# [Exercise task]
Write only the number of lines in the records beneath that hold "type".

# [Dataset entries on figures]
..............................
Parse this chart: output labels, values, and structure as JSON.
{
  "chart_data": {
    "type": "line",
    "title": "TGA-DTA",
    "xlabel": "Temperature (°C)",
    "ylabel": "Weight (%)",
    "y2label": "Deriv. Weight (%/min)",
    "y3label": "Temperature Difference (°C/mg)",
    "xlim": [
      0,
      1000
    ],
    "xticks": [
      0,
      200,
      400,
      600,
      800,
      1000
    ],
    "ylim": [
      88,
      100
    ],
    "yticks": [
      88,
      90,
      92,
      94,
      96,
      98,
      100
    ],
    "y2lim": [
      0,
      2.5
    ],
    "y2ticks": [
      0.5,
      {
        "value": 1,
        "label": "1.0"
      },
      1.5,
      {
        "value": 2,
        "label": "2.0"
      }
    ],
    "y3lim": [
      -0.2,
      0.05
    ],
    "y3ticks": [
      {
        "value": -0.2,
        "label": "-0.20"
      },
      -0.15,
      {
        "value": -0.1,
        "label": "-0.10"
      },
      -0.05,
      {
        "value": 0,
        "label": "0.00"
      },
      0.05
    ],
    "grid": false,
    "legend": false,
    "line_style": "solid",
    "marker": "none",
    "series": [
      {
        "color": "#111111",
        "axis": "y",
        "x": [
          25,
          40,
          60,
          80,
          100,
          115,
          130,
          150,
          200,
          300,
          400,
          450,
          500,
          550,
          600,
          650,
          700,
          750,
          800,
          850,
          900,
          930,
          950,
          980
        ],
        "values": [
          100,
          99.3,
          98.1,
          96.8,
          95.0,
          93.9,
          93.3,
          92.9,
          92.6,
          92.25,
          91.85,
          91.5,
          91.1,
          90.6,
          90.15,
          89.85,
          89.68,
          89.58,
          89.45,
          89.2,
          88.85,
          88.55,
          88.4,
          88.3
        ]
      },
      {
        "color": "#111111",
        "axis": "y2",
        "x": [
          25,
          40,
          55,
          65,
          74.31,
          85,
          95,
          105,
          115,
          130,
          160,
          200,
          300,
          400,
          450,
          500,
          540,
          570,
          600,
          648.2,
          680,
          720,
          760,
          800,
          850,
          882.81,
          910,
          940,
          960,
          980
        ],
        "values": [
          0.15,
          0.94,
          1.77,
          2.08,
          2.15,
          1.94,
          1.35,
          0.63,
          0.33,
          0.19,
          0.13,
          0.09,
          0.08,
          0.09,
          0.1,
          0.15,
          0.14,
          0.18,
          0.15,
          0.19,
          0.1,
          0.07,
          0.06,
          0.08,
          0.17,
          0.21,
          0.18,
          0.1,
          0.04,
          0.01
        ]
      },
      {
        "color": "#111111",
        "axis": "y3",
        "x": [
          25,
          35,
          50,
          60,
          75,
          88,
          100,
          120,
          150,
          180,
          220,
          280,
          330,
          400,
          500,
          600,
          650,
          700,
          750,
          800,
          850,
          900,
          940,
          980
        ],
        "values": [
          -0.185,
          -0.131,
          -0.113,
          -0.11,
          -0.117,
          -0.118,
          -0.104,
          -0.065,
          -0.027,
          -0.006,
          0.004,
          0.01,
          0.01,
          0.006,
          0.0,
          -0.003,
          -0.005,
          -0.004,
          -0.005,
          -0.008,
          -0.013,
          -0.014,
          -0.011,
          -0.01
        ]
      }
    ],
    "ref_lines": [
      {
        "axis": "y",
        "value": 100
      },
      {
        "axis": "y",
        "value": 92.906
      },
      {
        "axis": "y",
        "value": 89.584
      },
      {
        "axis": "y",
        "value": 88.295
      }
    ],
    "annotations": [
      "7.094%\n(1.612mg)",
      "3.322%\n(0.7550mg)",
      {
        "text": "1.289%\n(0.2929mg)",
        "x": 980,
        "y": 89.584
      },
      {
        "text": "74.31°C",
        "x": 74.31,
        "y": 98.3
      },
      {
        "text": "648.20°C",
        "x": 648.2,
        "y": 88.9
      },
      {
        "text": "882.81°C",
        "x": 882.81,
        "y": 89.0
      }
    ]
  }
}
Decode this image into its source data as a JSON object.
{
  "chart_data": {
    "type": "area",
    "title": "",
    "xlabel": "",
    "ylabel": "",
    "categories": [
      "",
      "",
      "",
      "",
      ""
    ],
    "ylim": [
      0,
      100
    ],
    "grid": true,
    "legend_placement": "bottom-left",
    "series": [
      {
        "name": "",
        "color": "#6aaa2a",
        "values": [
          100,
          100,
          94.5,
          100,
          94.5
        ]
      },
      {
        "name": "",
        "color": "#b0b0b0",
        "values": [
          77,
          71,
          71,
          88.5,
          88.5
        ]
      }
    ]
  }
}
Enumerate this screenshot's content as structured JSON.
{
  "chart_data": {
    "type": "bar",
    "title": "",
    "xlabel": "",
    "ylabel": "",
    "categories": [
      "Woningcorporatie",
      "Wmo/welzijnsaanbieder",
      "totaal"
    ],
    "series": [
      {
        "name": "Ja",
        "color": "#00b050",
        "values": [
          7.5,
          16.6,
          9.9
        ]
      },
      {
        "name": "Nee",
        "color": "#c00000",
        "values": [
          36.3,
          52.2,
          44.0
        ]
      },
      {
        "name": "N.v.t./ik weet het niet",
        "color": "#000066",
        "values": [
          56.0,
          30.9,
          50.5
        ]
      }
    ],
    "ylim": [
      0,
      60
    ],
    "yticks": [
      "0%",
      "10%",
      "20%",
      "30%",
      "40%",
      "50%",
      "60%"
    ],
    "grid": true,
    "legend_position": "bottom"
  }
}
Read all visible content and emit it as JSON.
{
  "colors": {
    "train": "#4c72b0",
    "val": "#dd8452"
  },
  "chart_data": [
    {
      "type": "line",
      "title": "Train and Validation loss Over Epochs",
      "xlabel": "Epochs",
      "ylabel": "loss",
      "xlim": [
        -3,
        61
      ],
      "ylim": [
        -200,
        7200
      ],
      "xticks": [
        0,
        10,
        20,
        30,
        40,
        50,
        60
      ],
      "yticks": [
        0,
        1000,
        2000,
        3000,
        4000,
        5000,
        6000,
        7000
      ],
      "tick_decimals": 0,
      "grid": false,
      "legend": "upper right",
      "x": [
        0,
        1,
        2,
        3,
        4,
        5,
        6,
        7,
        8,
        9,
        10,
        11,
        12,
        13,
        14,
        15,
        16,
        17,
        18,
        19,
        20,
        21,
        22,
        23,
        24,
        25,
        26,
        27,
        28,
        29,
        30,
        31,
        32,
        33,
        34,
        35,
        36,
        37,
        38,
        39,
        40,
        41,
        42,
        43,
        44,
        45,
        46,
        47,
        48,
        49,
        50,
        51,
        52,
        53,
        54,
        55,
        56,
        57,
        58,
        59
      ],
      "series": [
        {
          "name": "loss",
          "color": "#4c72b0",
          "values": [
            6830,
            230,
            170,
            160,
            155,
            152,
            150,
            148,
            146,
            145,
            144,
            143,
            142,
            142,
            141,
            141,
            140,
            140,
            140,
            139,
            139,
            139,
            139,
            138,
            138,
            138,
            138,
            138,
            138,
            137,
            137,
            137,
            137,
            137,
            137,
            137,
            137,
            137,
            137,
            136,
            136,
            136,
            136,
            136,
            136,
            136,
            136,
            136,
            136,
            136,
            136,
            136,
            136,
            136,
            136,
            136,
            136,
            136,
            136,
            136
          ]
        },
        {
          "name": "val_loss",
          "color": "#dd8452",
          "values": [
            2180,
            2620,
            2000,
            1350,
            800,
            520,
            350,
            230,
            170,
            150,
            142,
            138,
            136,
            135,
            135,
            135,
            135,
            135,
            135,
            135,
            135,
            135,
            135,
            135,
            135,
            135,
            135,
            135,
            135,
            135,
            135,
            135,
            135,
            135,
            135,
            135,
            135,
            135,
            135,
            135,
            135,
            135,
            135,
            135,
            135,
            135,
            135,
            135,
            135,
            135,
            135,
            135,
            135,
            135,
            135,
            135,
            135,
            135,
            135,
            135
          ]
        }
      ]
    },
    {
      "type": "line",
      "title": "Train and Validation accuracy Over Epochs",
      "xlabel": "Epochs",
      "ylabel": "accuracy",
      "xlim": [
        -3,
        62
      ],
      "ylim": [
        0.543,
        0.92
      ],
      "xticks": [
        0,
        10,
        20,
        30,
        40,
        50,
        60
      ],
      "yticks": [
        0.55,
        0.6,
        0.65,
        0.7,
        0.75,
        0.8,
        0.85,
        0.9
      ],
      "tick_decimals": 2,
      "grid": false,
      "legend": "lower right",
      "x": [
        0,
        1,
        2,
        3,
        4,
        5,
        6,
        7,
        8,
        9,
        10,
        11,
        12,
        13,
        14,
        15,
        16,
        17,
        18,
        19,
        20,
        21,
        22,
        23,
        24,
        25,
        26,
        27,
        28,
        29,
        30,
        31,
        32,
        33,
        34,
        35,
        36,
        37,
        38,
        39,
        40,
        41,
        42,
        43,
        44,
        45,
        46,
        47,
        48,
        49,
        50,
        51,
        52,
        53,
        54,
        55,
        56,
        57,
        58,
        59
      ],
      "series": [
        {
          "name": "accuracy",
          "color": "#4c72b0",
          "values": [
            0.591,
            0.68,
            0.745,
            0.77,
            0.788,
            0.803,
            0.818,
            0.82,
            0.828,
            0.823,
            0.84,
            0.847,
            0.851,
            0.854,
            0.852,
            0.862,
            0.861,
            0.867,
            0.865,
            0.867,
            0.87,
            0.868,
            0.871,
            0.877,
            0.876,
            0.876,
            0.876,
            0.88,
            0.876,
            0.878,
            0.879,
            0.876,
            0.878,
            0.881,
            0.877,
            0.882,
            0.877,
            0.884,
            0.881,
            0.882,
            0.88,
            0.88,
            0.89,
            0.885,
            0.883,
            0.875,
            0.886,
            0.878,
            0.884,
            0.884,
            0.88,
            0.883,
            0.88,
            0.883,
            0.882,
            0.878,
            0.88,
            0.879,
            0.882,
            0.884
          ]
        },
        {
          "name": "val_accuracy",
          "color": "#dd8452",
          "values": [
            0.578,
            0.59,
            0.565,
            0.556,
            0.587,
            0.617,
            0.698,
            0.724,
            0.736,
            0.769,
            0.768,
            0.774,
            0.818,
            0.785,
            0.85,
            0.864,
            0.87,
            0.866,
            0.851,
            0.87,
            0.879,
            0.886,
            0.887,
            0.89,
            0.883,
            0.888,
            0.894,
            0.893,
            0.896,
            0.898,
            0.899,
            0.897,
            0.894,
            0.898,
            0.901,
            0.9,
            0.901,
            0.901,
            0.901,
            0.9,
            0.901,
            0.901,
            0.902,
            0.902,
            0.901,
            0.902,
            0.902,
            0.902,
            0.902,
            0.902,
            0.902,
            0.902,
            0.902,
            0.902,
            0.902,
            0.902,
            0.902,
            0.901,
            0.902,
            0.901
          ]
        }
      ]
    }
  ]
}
..............................
# [Worked solution]
5